- _Directions_
Take every line from the listing below that contains "title".

Data items

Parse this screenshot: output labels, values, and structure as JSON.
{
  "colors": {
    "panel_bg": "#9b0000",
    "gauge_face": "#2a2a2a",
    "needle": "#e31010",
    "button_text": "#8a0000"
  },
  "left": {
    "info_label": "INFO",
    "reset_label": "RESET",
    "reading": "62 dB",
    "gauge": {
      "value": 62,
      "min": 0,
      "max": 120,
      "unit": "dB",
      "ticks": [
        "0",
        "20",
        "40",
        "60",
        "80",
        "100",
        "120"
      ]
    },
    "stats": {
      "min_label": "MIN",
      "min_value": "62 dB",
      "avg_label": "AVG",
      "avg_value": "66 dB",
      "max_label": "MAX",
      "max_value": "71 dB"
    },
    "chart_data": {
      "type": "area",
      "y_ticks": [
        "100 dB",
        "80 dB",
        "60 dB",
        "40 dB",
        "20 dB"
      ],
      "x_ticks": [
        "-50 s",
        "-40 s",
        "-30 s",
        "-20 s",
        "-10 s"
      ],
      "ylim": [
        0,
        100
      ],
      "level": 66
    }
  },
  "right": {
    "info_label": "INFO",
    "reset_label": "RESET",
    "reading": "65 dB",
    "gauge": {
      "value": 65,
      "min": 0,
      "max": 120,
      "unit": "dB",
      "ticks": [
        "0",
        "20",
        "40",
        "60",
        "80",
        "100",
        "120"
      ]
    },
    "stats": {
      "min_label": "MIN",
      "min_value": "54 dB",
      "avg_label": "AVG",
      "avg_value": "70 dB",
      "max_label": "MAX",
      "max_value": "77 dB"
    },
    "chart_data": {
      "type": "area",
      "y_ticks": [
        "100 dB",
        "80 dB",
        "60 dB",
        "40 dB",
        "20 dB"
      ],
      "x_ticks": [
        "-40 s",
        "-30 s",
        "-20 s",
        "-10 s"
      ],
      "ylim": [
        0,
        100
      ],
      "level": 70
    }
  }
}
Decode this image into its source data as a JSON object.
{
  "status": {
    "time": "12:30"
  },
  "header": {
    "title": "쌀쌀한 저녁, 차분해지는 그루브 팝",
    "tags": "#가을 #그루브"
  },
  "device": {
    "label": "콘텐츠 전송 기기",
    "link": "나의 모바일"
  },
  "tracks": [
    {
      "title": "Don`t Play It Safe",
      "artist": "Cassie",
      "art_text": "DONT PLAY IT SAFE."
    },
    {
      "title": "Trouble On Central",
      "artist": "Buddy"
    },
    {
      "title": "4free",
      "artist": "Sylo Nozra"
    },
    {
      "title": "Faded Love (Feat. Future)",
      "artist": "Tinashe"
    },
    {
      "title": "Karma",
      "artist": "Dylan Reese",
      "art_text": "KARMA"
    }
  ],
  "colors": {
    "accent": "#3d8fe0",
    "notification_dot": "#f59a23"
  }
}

---

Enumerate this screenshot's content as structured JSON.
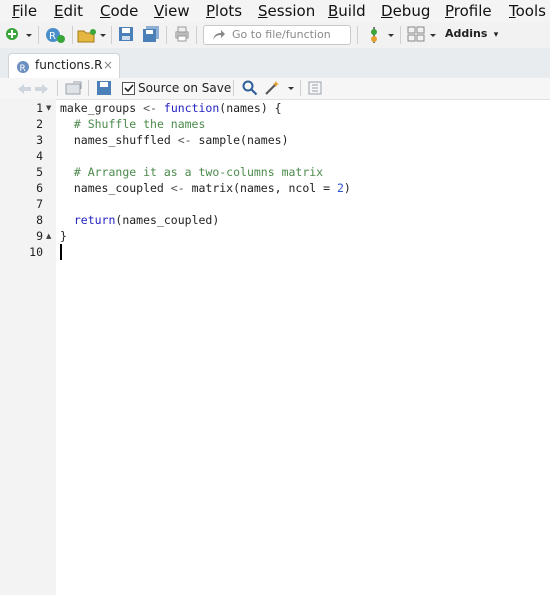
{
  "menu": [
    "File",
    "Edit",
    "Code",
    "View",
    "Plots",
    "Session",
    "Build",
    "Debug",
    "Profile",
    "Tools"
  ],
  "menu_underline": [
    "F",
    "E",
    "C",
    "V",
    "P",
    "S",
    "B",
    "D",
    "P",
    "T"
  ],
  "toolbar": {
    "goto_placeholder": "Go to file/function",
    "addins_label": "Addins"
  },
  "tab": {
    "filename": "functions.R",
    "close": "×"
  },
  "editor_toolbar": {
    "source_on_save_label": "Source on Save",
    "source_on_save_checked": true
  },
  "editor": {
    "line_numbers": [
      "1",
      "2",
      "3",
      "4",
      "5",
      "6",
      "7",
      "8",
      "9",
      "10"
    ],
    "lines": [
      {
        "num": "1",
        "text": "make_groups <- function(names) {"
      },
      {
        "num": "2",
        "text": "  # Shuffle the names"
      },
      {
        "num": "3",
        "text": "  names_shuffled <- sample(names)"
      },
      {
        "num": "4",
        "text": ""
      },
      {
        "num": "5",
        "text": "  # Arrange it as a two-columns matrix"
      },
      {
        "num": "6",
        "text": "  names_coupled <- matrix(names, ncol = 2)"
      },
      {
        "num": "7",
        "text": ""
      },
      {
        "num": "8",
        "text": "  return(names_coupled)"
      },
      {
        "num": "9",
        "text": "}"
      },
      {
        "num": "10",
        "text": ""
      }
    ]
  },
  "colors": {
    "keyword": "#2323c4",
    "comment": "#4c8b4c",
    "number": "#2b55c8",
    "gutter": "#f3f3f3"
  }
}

- _Problem solution_
    "title": "쌀쌀한 저녁, 차분해지는 그루브 팝",
      "title": "Don`t Play It Safe",
      "title": "Trouble On Central",
      "title": "4free",
      "title": "Faded Love (Feat. Future)",
      "title": "Karma",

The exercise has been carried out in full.